Traduisez en anglais cette phrase de l'extrait sur Michel-Ange : « Ce fut quand Michel-Ange, déjà vieillard et toujours invincible, portait le deuil du sculpteur et du peintre malheureux. »

• _Extrait de texte_:
========================================================================

Ce fut quand Michel-Ange, déjà vieillard et toujours invincible, portait le deuil du sculpteur et du peintre malheureux. Il allait se réveiller architecte sur son tombeau qui n'eût pas voulu de ce géant avant qu'il n'eût jeté, dans le ciel de Rome et du monde étonné, cette coupole de Saint-Pierre portant, comme une fleur d'azur dans le bleu de l'espace, la masse prodigieuse du Panthéon d'Agrippa qu'on n'avait osé copier qu'avec timidité, depuis les jours passés et les gigantesques travaux des Romains.

========================================================================

• _Liste_:
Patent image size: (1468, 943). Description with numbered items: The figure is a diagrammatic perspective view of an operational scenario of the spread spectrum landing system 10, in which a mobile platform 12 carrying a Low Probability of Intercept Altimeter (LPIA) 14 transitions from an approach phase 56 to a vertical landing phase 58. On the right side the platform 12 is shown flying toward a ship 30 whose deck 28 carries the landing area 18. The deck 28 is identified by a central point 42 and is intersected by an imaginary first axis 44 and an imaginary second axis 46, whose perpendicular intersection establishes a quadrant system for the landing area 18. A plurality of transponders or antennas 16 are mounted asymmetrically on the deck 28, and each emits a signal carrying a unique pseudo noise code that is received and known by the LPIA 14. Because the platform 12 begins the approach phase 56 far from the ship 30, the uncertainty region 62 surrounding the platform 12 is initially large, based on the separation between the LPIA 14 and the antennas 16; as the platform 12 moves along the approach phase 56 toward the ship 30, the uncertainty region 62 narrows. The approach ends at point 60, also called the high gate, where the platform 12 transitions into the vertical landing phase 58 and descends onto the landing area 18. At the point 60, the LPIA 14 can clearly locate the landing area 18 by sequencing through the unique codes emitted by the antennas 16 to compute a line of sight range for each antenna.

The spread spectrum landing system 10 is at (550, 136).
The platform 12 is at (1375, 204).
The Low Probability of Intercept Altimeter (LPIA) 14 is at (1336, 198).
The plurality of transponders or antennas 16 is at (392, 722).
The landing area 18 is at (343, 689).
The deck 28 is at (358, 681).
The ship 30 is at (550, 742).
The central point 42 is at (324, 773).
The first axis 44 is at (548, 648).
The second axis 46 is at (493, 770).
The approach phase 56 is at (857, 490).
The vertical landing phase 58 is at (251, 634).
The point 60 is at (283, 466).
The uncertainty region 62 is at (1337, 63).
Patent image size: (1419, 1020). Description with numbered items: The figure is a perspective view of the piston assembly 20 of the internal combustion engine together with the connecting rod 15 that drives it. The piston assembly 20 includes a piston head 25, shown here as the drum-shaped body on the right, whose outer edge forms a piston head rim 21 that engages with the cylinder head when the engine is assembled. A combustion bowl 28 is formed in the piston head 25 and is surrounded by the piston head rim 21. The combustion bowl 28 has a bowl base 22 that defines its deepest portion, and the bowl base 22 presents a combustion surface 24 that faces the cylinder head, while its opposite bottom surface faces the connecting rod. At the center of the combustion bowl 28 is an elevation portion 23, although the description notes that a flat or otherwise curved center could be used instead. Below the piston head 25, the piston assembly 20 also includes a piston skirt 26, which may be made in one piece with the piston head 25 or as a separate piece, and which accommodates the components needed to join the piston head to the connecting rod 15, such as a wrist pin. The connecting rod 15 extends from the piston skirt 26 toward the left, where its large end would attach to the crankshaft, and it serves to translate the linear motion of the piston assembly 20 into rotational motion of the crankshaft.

========================================================================

• _Résultat_: It was when Michelangelo, already an old man and still invincible, was in mourning for the unfortunate sculptor and painter.